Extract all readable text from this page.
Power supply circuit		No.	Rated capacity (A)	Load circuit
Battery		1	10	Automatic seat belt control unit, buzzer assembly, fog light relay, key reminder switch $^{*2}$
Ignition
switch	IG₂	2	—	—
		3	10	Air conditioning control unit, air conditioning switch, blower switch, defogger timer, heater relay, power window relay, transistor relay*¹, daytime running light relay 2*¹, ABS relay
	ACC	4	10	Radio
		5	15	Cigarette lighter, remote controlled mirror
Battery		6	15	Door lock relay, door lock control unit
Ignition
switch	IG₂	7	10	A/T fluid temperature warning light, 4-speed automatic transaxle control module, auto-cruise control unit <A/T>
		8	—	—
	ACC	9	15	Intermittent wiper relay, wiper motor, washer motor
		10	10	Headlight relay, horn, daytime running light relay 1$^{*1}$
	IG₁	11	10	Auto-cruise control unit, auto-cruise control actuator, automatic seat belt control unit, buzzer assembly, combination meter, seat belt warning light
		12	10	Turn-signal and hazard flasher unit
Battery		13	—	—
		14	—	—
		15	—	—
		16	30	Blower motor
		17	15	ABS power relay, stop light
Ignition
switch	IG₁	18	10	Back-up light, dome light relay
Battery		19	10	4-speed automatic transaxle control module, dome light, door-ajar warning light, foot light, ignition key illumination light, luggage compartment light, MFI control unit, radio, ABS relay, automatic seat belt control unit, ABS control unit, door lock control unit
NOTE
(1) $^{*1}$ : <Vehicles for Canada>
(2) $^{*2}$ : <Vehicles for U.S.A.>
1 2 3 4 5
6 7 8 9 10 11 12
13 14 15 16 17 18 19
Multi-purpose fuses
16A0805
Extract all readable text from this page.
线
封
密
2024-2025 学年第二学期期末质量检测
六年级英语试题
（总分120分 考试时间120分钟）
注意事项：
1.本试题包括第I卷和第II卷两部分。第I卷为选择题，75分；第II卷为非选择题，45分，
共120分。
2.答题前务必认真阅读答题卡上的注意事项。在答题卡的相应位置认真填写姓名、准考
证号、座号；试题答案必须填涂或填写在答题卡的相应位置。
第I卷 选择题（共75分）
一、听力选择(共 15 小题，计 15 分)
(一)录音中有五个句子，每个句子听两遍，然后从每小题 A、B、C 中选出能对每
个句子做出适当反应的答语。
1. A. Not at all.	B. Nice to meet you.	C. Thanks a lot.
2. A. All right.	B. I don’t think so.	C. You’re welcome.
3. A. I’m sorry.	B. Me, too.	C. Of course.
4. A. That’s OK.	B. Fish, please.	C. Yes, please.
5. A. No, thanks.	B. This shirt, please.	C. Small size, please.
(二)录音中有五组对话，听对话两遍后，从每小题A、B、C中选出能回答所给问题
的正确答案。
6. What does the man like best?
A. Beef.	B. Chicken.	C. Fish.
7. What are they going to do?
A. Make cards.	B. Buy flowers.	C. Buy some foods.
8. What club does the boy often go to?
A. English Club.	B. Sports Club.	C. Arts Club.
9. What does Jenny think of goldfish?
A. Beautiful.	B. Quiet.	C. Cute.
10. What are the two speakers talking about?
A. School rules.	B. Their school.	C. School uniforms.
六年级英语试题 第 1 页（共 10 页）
────────────────
What to produce: Copy all of the data. Keep every word exactly as it is.

Reply to the exercise:
Extract all readable text from this page.
Power supply circuit		No.	Rated capacity (A)	Load circuit
Battery		1	10	Automatic seat belt control unit, buzzer assembly, fog light relay, key reminder switch $^{*2}$
Ignition
switch	IG₂	2	—	—
		3	10	Air conditioning control unit, air conditioning switch, blower switch, defogger timer, heater relay, power window relay, transistor relay*¹, daytime running light relay 2*¹, ABS relay
	ACC	4	10	Radio
		5	15	Cigarette lighter, remote controlled mirror
Battery		6	15	Door lock relay, door lock control unit
Ignition
switch	IG₂	7	10	A/T fluid temperature warning light, 4-speed automatic transaxle control module, auto-cruise control unit <A/T>
		8	—	—
	ACC	9	15	Intermittent wiper relay, wiper motor, washer motor
		10	10	Headlight relay, horn, daytime running light relay 1$^{*1}$
	IG₁	11	10	Auto-cruise control unit, auto-cruise control actuator, automatic seat belt control unit, buzzer assembly, combination meter, seat belt warning light
		12	10	Turn-signal and hazard flasher unit
Battery		13	—	—
		14	—	—
		15	—	—
		16	30	Blower motor
		17	15	ABS power relay, stop light
Ignition
switch	IG₁	18	10	Back-up light, dome light relay
Battery		19	10	4-speed automatic transaxle control module, dome light, door-ajar warning light, foot light, ignition key illumination light, luggage compartment light, MFI control unit, radio, ABS relay, automatic seat belt control unit, ABS control unit, door lock control unit
NOTE
(1) $^{*1}$ : <Vehicles for Canada>
(2) $^{*2}$ : <Vehicles for U.S.A.>
1 2 3 4 5
6 7 8 9 10 11 12
13 14 15 16 17 18 19
Multi-purpose fuses
16A0805
Extract all readable text from this page.
线
封
密
2024-2025 学年第二学期期末质量检测
六年级英语试题
（总分120分 考试时间120分钟）
注意事项：
1.本试题包括第I卷和第II卷两部分。第I卷为选择题，75分；第II卷为非选择题，45分，
共120分。
2.答题前务必认真阅读答题卡上的注意事项。在答题卡的相应位置认真填写姓名、准考
证号、座号；试题答案必须填涂或填写在答题卡的相应位置。
第I卷 选择题（共75分）
一、听力选择(共 15 小题，计 15 分)
(一)录音中有五个句子，每个句子听两遍，然后从每小题 A、B、C 中选出能对每
个句子做出适当反应的答语。
1. A. Not at all.	B. Nice to meet you.	C. Thanks a lot.
2. A. All right.	B. I don’t think so.	C. You’re welcome.
3. A. I’m sorry.	B. Me, too.	C. Of course.
4. A. That’s OK.	B. Fish, please.	C. Yes, please.
5. A. No, thanks.	B. This shirt, please.	C. Small size, please.
(二)录音中有五组对话，听对话两遍后，从每小题A、B、C中选出能回答所给问题
的正确答案。
6. What does the man like best?
A. Beef.	B. Chicken.	C. Fish.
7. What are they going to do?
A. Make cards.	B. Buy flowers.	C. Buy some foods.
8. What club does the boy often go to?
A. English Club.	B. Sports Club.	C. Arts Club.
9. What does Jenny think of goldfish?
A. Beautiful.	B. Quiet.	C. Cute.
10. What are the two speakers talking about?
A. School rules.	B. Their school.	C. School uniforms.
六年级英语试题 第 1 页（共 10 页）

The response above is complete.